• What you are asked to do
Repeat each entry as written and leave the images out of the copy.

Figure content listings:
++++++
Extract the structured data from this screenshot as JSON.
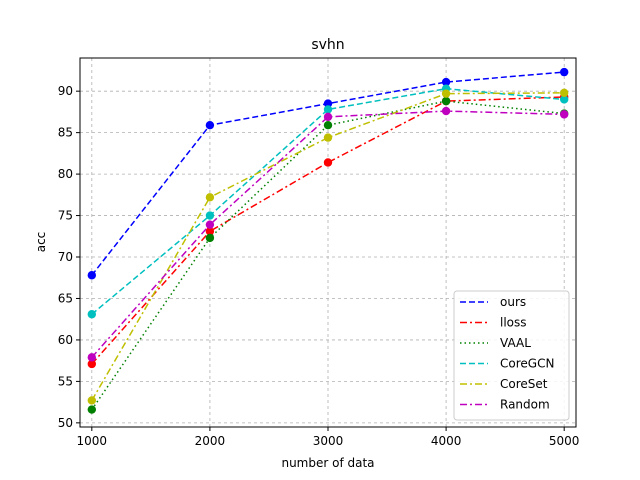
{
  "chart_data": {
    "type": "line",
    "title": "svhn",
    "xlabel": "number of data",
    "ylabel": "acc",
    "x": [
      1000,
      2000,
      3000,
      4000,
      5000
    ],
    "xlim": [
      900,
      5100
    ],
    "ylim": [
      49.5,
      94.0
    ],
    "xticks": [
      1000,
      2000,
      3000,
      4000,
      5000
    ],
    "yticks": [
      50,
      55,
      60,
      65,
      70,
      75,
      80,
      85,
      90
    ],
    "grid": true,
    "legend_position": "lower-right",
    "series": [
      {
        "name": "ours",
        "color": "#0000ff",
        "dash": "dashed",
        "values": [
          67.8,
          85.9,
          88.5,
          91.1,
          92.3
        ]
      },
      {
        "name": "lloss",
        "color": "#ff0000",
        "dash": "dashdot",
        "values": [
          57.1,
          73.1,
          81.4,
          88.8,
          89.3
        ]
      },
      {
        "name": "VAAL",
        "color": "#008000",
        "dash": "dotted",
        "values": [
          51.6,
          72.3,
          85.9,
          88.8,
          87.3
        ]
      },
      {
        "name": "CoreGCN",
        "color": "#00bfbf",
        "dash": "dashed",
        "values": [
          63.1,
          75.0,
          87.8,
          90.3,
          89.0
        ]
      },
      {
        "name": "CoreSet",
        "color": "#bfbf00",
        "dash": "dashdot",
        "values": [
          52.7,
          77.2,
          84.4,
          89.7,
          89.8
        ]
      },
      {
        "name": "Random",
        "color": "#bf00bf",
        "dash": "dashdot",
        "values": [
          57.9,
          73.9,
          86.9,
          87.6,
          87.2
        ]
      }
    ]
  }
}
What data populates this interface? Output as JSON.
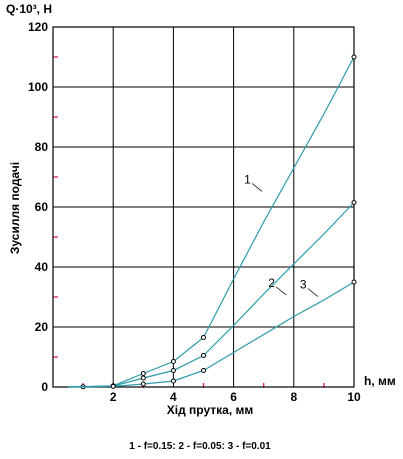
{
  "chart_data": {
    "type": "line",
    "ylabel_top": "Q·10³, Н",
    "ylabel": "Зусилля подачі",
    "xlabel_right": "h, мм",
    "xlabel": "Хід прутка, мм",
    "legend": "1 - f=0.15: 2 - f=0.05: 3 - f=0.01",
    "xlim": [
      0,
      10
    ],
    "ylim": [
      0,
      120
    ],
    "xticks": [
      {
        "v": 2,
        "t": "2"
      },
      {
        "v": 4,
        "t": "4"
      },
      {
        "v": 6,
        "t": "6"
      },
      {
        "v": 8,
        "t": "8"
      },
      {
        "v": 10,
        "t": "10"
      }
    ],
    "yticks": [
      {
        "v": 0,
        "t": "0"
      },
      {
        "v": 20,
        "t": "20"
      },
      {
        "v": 40,
        "t": "40"
      },
      {
        "v": 60,
        "t": "60"
      },
      {
        "v": 80,
        "t": "80"
      },
      {
        "v": 100,
        "t": "100"
      },
      {
        "v": 120,
        "t": "120"
      }
    ],
    "grid": true,
    "line_color": "#2a9aa8",
    "marker_color": "#e6007e",
    "series": [
      {
        "name": "1",
        "label_pos": [
          6.55,
          68.5
        ],
        "points": [
          [
            0.5,
            0
          ],
          [
            1,
            0.1
          ],
          [
            2,
            0.4
          ],
          [
            3,
            4.5
          ],
          [
            4,
            8.5
          ],
          [
            5,
            16.5
          ],
          [
            6,
            36
          ],
          [
            7,
            55
          ],
          [
            8,
            73
          ],
          [
            9,
            91
          ],
          [
            10,
            110
          ]
        ],
        "markers": [
          [
            1,
            0.1
          ],
          [
            2,
            0.4
          ],
          [
            3,
            4.5
          ],
          [
            4,
            8.5
          ],
          [
            5,
            16.5
          ],
          [
            10,
            110
          ]
        ]
      },
      {
        "name": "2",
        "label_pos": [
          7.35,
          34
        ],
        "points": [
          [
            0.5,
            0
          ],
          [
            2,
            0.3
          ],
          [
            3,
            3
          ],
          [
            4,
            5.5
          ],
          [
            5,
            10.5
          ],
          [
            6,
            20.5
          ],
          [
            7,
            31
          ],
          [
            8,
            41
          ],
          [
            9,
            51
          ],
          [
            10,
            61.5
          ]
        ],
        "markers": [
          [
            2,
            0.3
          ],
          [
            3,
            3
          ],
          [
            4,
            5.5
          ],
          [
            5,
            10.5
          ],
          [
            10,
            61.5
          ]
        ]
      },
      {
        "name": "3",
        "label_pos": [
          8.4,
          33.5
        ],
        "points": [
          [
            0.5,
            0
          ],
          [
            2,
            0.2
          ],
          [
            3,
            1
          ],
          [
            4,
            2
          ],
          [
            5,
            5.5
          ],
          [
            6,
            11.5
          ],
          [
            7,
            17.5
          ],
          [
            8,
            23.5
          ],
          [
            9,
            29
          ],
          [
            10,
            35
          ]
        ],
        "markers": [
          [
            2,
            0.2
          ],
          [
            3,
            1
          ],
          [
            4,
            2
          ],
          [
            5,
            5.5
          ],
          [
            10,
            35
          ]
        ]
      }
    ]
  }
}
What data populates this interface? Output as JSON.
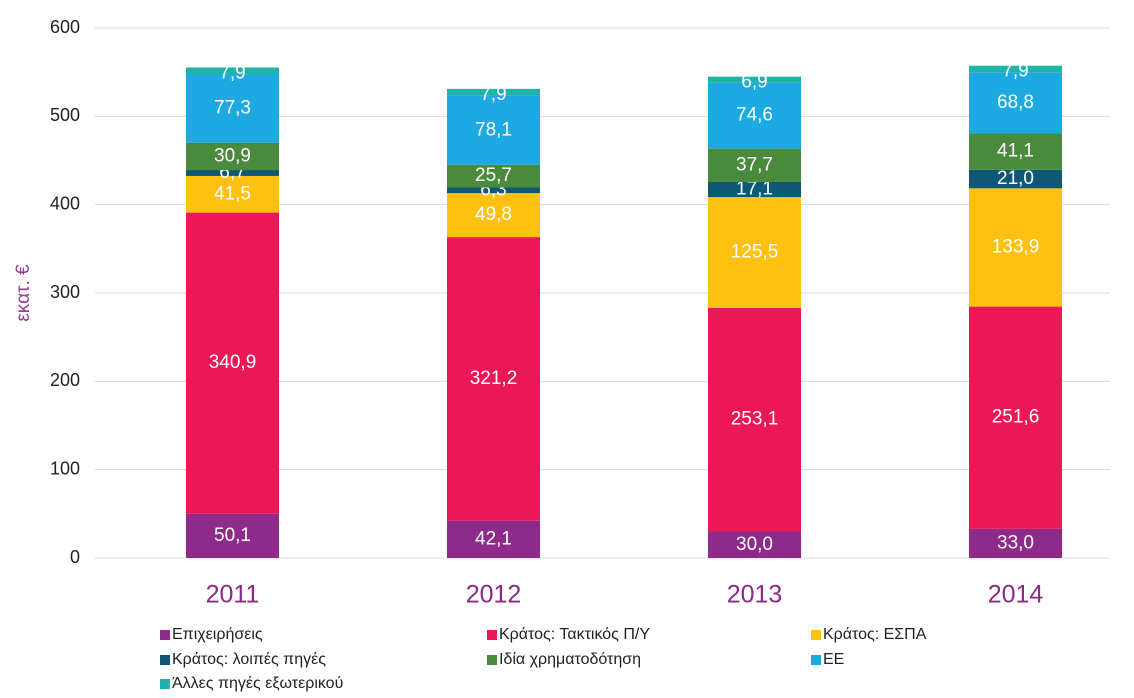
{
  "chart_data": {
    "type": "stacked_bar",
    "ylabel": "εκατ. €",
    "categories": [
      "2011",
      "2012",
      "2013",
      "2014"
    ],
    "ylim": [
      0,
      600
    ],
    "yticks": [
      0,
      100,
      200,
      300,
      400,
      500,
      600
    ],
    "grid": true,
    "series": [
      {
        "name": "Επιχειρήσεις",
        "color": "#8e2a8a",
        "values": [
          50.1,
          42.1,
          30.0,
          33.0
        ],
        "value_labels": [
          "50,1",
          "42,1",
          "30,0",
          "33,0"
        ]
      },
      {
        "name": "Κράτος: Τακτικός Π/Υ",
        "color": "#eb1757",
        "values": [
          340.9,
          321.2,
          253.1,
          251.6
        ],
        "value_labels": [
          "340,9",
          "321,2",
          "253,1",
          "251,6"
        ]
      },
      {
        "name": "Κράτος: ΕΣΠΑ",
        "color": "#ffc110",
        "values": [
          41.5,
          49.8,
          125.5,
          133.9
        ],
        "value_labels": [
          "41,5",
          "49,8",
          "125,5",
          "133,9"
        ]
      },
      {
        "name": "Κράτος: λοιπές πηγές",
        "color": "#0d5874",
        "values": [
          6.7,
          6.3,
          17.1,
          21.0
        ],
        "value_labels": [
          "6,7",
          "6,3",
          "17,1",
          "21,0"
        ]
      },
      {
        "name": "Ιδία χρηματοδότηση",
        "color": "#4a8a3c",
        "values": [
          30.9,
          25.7,
          37.7,
          41.1
        ],
        "value_labels": [
          "30,9",
          "25,7",
          "37,7",
          "41,1"
        ]
      },
      {
        "name": "ΕΕ",
        "color": "#1da9e1",
        "values": [
          77.3,
          78.1,
          74.6,
          68.8
        ],
        "value_labels": [
          "77,3",
          "78,1",
          "74,6",
          "68,8"
        ]
      },
      {
        "name": "Άλλες πηγές εξωτερικού",
        "color": "#1fb3aa",
        "values": [
          7.9,
          7.9,
          6.9,
          7.9
        ],
        "value_labels": [
          "7,9",
          "7,9",
          "6,9",
          "7,9"
        ]
      }
    ]
  }
}
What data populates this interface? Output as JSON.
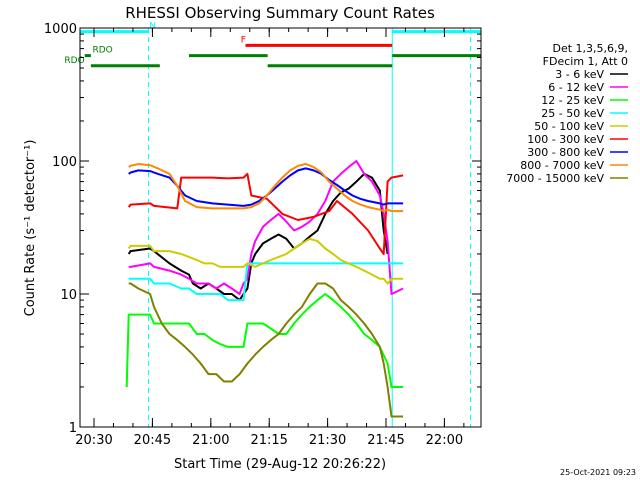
++++++
• Final result
Extract the structured data from this screenshot as JSON.
{
  "chart_data": {
    "type": "line",
    "title": "svhn",
    "xlabel": "number of data",
    "ylabel": "acc",
    "x": [
      1000,
      2000,
      3000,
      4000,
      5000
    ],
    "xlim": [
      900,
      5100
    ],
    "ylim": [
      49.5,
      94.0
    ],
    "xticks": [
      1000,
      2000,
      3000,
      4000,
      5000
    ],
    "yticks": [
      50,
      55,
      60,
      65,
      70,
      75,
      80,
      85,
      90
    ],
    "grid": true,
    "legend_position": "lower-right",
    "series": [
      {
        "name": "ours",
        "color": "#0000ff",
        "dash": "dashed",
        "values": [
          67.8,
          85.9,
          88.5,
          91.1,
          92.3
        ]
      },
      {
        "name": "lloss",
        "color": "#ff0000",
        "dash": "dashdot",
        "values": [
          57.1,
          73.1,
          81.4,
          88.8,
          89.3
        ]
      },
      {
        "name": "VAAL",
        "color": "#008000",
        "dash": "dotted",
        "values": [
          51.6,
          72.3,
          85.9,
          88.8,
          87.3
        ]
      },
      {
        "name": "CoreGCN",
        "color": "#00bfbf",
        "dash": "dashed",
        "values": [
          63.1,
          75.0,
          87.8,
          90.3,
          89.0
        ]
      },
      {
        "name": "CoreSet",
        "color": "#bfbf00",
        "dash": "dashdot",
        "values": [
          52.7,
          77.2,
          84.4,
          89.7,
          89.8
        ]
      },
      {
        "name": "Random",
        "color": "#bf00bf",
        "dash": "dashdot",
        "values": [
          57.9,
          73.9,
          86.9,
          87.6,
          87.2
        ]
      }
    ]
  }
}
What data populates this interface? Output as JSON.
{
  "chart_data": {
    "type": "line",
    "ylabel_top": "Q·10³, Н",
    "ylabel": "Зусилля подачі",
    "xlabel_right": "h, мм",
    "xlabel": "Хід прутка, мм",
    "legend": "1 - f=0.15: 2 - f=0.05: 3 - f=0.01",
    "xlim": [
      0,
      10
    ],
    "ylim": [
      0,
      120
    ],
    "xticks": [
      {
        "v": 2,
        "t": "2"
      },
      {
        "v": 4,
        "t": "4"
      },
      {
        "v": 6,
        "t": "6"
      },
      {
        "v": 8,
        "t": "8"
      },
      {
        "v": 10,
        "t": "10"
      }
    ],
    "yticks": [
      {
        "v": 0,
        "t": "0"
      },
      {
        "v": 20,
        "t": "20"
      },
      {
        "v": 40,
        "t": "40"
      },
      {
        "v": 60,
        "t": "60"
      },
      {
        "v": 80,
        "t": "80"
      },
      {
        "v": 100,
        "t": "100"
      },
      {
        "v": 120,
        "t": "120"
      }
    ],
    "grid": true,
    "line_color": "#2a9aa8",
    "marker_color": "#e6007e",
    "series": [
      {
        "name": "1",
        "label_pos": [
          6.55,
          68.5
        ],
        "points": [
          [
            0.5,
            0
          ],
          [
            1,
            0.1
          ],
          [
            2,
            0.4
          ],
          [
            3,
            4.5
          ],
          [
            4,
            8.5
          ],
          [
            5,
            16.5
          ],
          [
            6,
            36
          ],
          [
            7,
            55
          ],
          [
            8,
            73
          ],
          [
            9,
            91
          ],
          [
            10,
            110
          ]
        ],
        "markers": [
          [
            1,
            0.1
          ],
          [
            2,
            0.4
          ],
          [
            3,
            4.5
          ],
          [
            4,
            8.5
          ],
          [
            5,
            16.5
          ],
          [
            10,
            110
          ]
        ]
      },
      {
        "name": "2",
        "label_pos": [
          7.35,
          34
        ],
        "points": [
          [
            0.5,
            0
          ],
          [
            2,
            0.3
          ],
          [
            3,
            3
          ],
          [
            4,
            5.5
          ],
          [
            5,
            10.5
          ],
          [
            6,
            20.5
          ],
          [
            7,
            31
          ],
          [
            8,
            41
          ],
          [
            9,
            51
          ],
          [
            10,
            61.5
          ]
        ],
        "markers": [
          [
            2,
            0.3
          ],
          [
            3,
            3
          ],
          [
            4,
            5.5
          ],
          [
            5,
            10.5
          ],
          [
            10,
            61.5
          ]
        ]
      },
      {
        "name": "3",
        "label_pos": [
          8.4,
          33.5
        ],
        "points": [
          [
            0.5,
            0
          ],
          [
            2,
            0.2
          ],
          [
            3,
            1
          ],
          [
            4,
            2
          ],
          [
            5,
            5.5
          ],
          [
            6,
            11.5
          ],
          [
            7,
            17.5
          ],
          [
            8,
            23.5
          ],
          [
            9,
            29
          ],
          [
            10,
            35
          ]
        ],
        "markers": [
          [
            2,
            0.2
          ],
          [
            3,
            1
          ],
          [
            4,
            2
          ],
          [
            5,
            5.5
          ],
          [
            10,
            35
          ]
        ]
      }
    ]
  }
}
What data populates this interface? Output as JSON.
{
  "chart_data": {
    "type": "stacked_bar",
    "ylabel": "εκατ. €",
    "categories": [
      "2011",
      "2012",
      "2013",
      "2014"
    ],
    "ylim": [
      0,
      600
    ],
    "yticks": [
      0,
      100,
      200,
      300,
      400,
      500,
      600
    ],
    "grid": true,
    "series": [
      {
        "name": "Επιχειρήσεις",
        "color": "#8e2a8a",
        "values": [
          50.1,
          42.1,
          30.0,
          33.0
        ],
        "value_labels": [
          "50,1",
          "42,1",
          "30,0",
          "33,0"
        ]
      },
      {
        "name": "Κράτος: Τακτικός Π/Υ",
        "color": "#eb1757",
        "values": [
          340.9,
          321.2,
          253.1,
          251.6
        ],
        "value_labels": [
          "340,9",
          "321,2",
          "253,1",
          "251,6"
        ]
      },
      {
        "name": "Κράτος: ΕΣΠΑ",
        "color": "#ffc110",
        "values": [
          41.5,
          49.8,
          125.5,
          133.9
        ],
        "value_labels": [
          "41,5",
          "49,8",
          "125,5",
          "133,9"
        ]
      },
      {
        "name": "Κράτος: λοιπές πηγές",
        "color": "#0d5874",
        "values": [
          6.7,
          6.3,
          17.1,
          21.0
        ],
        "value_labels": [
          "6,7",
          "6,3",
          "17,1",
          "21,0"
        ]
      },
      {
        "name": "Ιδία χρηματοδότηση",
        "color": "#4a8a3c",
        "values": [
          30.9,
          25.7,
          37.7,
          41.1
        ],
        "value_labels": [
          "30,9",
          "25,7",
          "37,7",
          "41,1"
        ]
      },
      {
        "name": "ΕΕ",
        "color": "#1da9e1",
        "values": [
          77.3,
          78.1,
          74.6,
          68.8
        ],
        "value_labels": [
          "77,3",
          "78,1",
          "74,6",
          "68,8"
        ]
      },
      {
        "name": "Άλλες πηγές εξωτερικού",
        "color": "#1fb3aa",
        "values": [
          7.9,
          7.9,
          6.9,
          7.9
        ],
        "value_labels": [
          "7,9",
          "7,9",
          "6,9",
          "7,9"
        ]
      }
    ]
  }
}
What data populates this interface? Output as JSON.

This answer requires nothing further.